RECORDS SHOWN:
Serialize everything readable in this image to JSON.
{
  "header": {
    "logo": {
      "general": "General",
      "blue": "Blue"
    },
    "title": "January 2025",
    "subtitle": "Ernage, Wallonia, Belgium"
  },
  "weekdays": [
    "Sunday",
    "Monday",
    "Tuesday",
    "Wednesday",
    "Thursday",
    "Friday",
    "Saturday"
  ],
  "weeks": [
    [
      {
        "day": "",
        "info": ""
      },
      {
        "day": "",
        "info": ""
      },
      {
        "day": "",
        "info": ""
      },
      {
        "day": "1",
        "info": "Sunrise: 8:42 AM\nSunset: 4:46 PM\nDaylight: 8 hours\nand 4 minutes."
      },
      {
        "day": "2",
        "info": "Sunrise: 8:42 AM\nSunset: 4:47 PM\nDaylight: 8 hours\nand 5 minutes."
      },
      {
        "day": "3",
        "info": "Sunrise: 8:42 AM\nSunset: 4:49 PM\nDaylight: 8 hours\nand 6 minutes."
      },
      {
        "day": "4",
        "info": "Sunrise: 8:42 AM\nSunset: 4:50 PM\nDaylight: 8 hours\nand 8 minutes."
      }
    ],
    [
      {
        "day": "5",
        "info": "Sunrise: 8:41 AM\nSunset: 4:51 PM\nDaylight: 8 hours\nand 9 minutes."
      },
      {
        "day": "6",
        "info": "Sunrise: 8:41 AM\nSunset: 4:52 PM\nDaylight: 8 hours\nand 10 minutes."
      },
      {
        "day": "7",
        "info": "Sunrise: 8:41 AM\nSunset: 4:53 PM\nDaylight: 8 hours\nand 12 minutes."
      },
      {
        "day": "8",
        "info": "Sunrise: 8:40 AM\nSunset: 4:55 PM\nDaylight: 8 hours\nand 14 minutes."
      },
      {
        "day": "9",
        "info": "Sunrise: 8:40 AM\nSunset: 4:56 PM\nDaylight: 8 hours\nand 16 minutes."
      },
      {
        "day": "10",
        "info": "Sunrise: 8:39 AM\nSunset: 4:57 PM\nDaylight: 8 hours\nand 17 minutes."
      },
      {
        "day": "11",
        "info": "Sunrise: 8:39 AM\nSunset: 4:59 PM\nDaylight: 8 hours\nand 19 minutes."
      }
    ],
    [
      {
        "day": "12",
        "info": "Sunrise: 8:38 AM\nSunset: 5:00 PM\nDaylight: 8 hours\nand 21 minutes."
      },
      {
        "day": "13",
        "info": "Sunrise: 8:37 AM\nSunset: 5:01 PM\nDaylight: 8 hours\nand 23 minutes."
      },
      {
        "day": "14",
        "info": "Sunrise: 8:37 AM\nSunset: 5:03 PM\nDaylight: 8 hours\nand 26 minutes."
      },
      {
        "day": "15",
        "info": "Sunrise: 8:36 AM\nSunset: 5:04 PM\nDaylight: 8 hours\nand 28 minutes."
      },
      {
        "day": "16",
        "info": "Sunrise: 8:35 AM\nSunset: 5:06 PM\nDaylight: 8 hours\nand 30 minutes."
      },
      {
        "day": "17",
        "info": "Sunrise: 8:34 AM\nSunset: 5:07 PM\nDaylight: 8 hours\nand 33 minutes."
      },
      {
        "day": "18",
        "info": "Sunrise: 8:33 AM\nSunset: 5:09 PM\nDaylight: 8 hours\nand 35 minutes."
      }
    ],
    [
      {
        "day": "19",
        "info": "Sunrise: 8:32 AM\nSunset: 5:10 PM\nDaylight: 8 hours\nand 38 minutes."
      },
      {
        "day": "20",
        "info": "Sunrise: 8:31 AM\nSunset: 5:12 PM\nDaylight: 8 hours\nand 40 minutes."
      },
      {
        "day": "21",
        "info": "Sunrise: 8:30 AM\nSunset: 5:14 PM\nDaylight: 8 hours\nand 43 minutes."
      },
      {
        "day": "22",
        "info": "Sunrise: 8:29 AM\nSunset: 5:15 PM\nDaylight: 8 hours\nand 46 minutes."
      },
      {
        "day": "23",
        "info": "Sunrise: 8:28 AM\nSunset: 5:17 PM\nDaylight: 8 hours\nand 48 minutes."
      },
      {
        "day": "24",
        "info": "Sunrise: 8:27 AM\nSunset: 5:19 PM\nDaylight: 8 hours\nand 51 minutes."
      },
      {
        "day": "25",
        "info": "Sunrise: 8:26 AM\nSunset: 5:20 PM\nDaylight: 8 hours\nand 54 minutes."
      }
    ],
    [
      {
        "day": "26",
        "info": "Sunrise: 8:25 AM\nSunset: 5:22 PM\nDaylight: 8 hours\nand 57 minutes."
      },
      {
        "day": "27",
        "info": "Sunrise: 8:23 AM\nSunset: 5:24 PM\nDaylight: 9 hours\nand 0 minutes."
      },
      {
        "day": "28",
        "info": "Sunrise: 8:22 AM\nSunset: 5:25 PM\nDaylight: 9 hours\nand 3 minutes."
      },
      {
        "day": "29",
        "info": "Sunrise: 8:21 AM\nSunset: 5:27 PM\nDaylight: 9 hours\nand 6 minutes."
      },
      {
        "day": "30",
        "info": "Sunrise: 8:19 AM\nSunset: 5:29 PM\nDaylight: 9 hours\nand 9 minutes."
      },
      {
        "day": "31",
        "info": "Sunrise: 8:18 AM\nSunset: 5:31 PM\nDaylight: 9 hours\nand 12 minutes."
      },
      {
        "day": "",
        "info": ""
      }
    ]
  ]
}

AIM OF THE TASK: Using the entries above, please restate each one word for word.

FULL OUTPUT:
Serialize everything readable in this image to JSON.
{
  "header": {
    "logo": {
      "general": "General",
      "blue": "Blue"
    },
    "title": "January 2025",
    "subtitle": "Ernage, Wallonia, Belgium"
  },
  "weekdays": [
    "Sunday",
    "Monday",
    "Tuesday",
    "Wednesday",
    "Thursday",
    "Friday",
    "Saturday"
  ],
  "weeks": [
    [
      {
        "day": "",
        "info": ""
      },
      {
        "day": "",
        "info": ""
      },
      {
        "day": "",
        "info": ""
      },
      {
        "day": "1",
        "info": "Sunrise: 8:42 AM\nSunset: 4:46 PM\nDaylight: 8 hours\nand 4 minutes."
      },
      {
        "day": "2",
        "info": "Sunrise: 8:42 AM\nSunset: 4:47 PM\nDaylight: 8 hours\nand 5 minutes."
      },
      {
        "day": "3",
        "info": "Sunrise: 8:42 AM\nSunset: 4:49 PM\nDaylight: 8 hours\nand 6 minutes."
      },
      {
        "day": "4",
        "info": "Sunrise: 8:42 AM\nSunset: 4:50 PM\nDaylight: 8 hours\nand 8 minutes."
      }
    ],
    [
      {
        "day": "5",
        "info": "Sunrise: 8:41 AM\nSunset: 4:51 PM\nDaylight: 8 hours\nand 9 minutes."
      },
      {
        "day": "6",
        "info": "Sunrise: 8:41 AM\nSunset: 4:52 PM\nDaylight: 8 hours\nand 10 minutes."
      },
      {
        "day": "7",
        "info": "Sunrise: 8:41 AM\nSunset: 4:53 PM\nDaylight: 8 hours\nand 12 minutes."
      },
      {
        "day": "8",
        "info": "Sunrise: 8:40 AM\nSunset: 4:55 PM\nDaylight: 8 hours\nand 14 minutes."
      },
      {
        "day": "9",
        "info": "Sunrise: 8:40 AM\nSunset: 4:56 PM\nDaylight: 8 hours\nand 16 minutes."
      },
      {
        "day": "10",
        "info": "Sunrise: 8:39 AM\nSunset: 4:57 PM\nDaylight: 8 hours\nand 17 minutes."
      },
      {
        "day": "11",
        "info": "Sunrise: 8:39 AM\nSunset: 4:59 PM\nDaylight: 8 hours\nand 19 minutes."
      }
    ],
    [
      {
        "day": "12",
        "info": "Sunrise: 8:38 AM\nSunset: 5:00 PM\nDaylight: 8 hours\nand 21 minutes."
      },
      {
        "day": "13",
        "info": "Sunrise: 8:37 AM\nSunset: 5:01 PM\nDaylight: 8 hours\nand 23 minutes."
      },
      {
        "day": "14",
        "info": "Sunrise: 8:37 AM\nSunset: 5:03 PM\nDaylight: 8 hours\nand 26 minutes."
      },
      {
        "day": "15",
        "info": "Sunrise: 8:36 AM\nSunset: 5:04 PM\nDaylight: 8 hours\nand 28 minutes."
      },
      {
        "day": "16",
        "info": "Sunrise: 8:35 AM\nSunset: 5:06 PM\nDaylight: 8 hours\nand 30 minutes."
      },
      {
        "day": "17",
        "info": "Sunrise: 8:34 AM\nSunset: 5:07 PM\nDaylight: 8 hours\nand 33 minutes."
      },
      {
        "day": "18",
        "info": "Sunrise: 8:33 AM\nSunset: 5:09 PM\nDaylight: 8 hours\nand 35 minutes."
      }
    ],
    [
      {
        "day": "19",
        "info": "Sunrise: 8:32 AM\nSunset: 5:10 PM\nDaylight: 8 hours\nand 38 minutes."
      },
      {
        "day": "20",
        "info": "Sunrise: 8:31 AM\nSunset: 5:12 PM\nDaylight: 8 hours\nand 40 minutes."
      },
      {
        "day": "21",
        "info": "Sunrise: 8:30 AM\nSunset: 5:14 PM\nDaylight: 8 hours\nand 43 minutes."
      },
      {
        "day": "22",
        "info": "Sunrise: 8:29 AM\nSunset: 5:15 PM\nDaylight: 8 hours\nand 46 minutes."
      },
      {
        "day": "23",
        "info": "Sunrise: 8:28 AM\nSunset: 5:17 PM\nDaylight: 8 hours\nand 48 minutes."
      },
      {
        "day": "24",
        "info": "Sunrise: 8:27 AM\nSunset: 5:19 PM\nDaylight: 8 hours\nand 51 minutes."
      },
      {
        "day": "25",
        "info": "Sunrise: 8:26 AM\nSunset: 5:20 PM\nDaylight: 8 hours\nand 54 minutes."
      }
    ],
    [
      {
        "day": "26",
        "info": "Sunrise: 8:25 AM\nSunset: 5:22 PM\nDaylight: 8 hours\nand 57 minutes."
      },
      {
        "day": "27",
        "info": "Sunrise: 8:23 AM\nSunset: 5:24 PM\nDaylight: 9 hours\nand 0 minutes."
      },
      {
        "day": "28",
        "info": "Sunrise: 8:22 AM\nSunset: 5:25 PM\nDaylight: 9 hours\nand 3 minutes."
      },
      {
        "day": "29",
        "info": "Sunrise: 8:21 AM\nSunset: 5:27 PM\nDaylight: 9 hours\nand 6 minutes."
      },
      {
        "day": "30",
        "info": "Sunrise: 8:19 AM\nSunset: 5:29 PM\nDaylight: 9 hours\nand 9 minutes."
      },
      {
        "day": "31",
        "info": "Sunrise: 8:18 AM\nSunset: 5:31 PM\nDaylight: 9 hours\nand 12 minutes."
      },
      {
        "day": "",
        "info": ""
      }
    ]
  ]
}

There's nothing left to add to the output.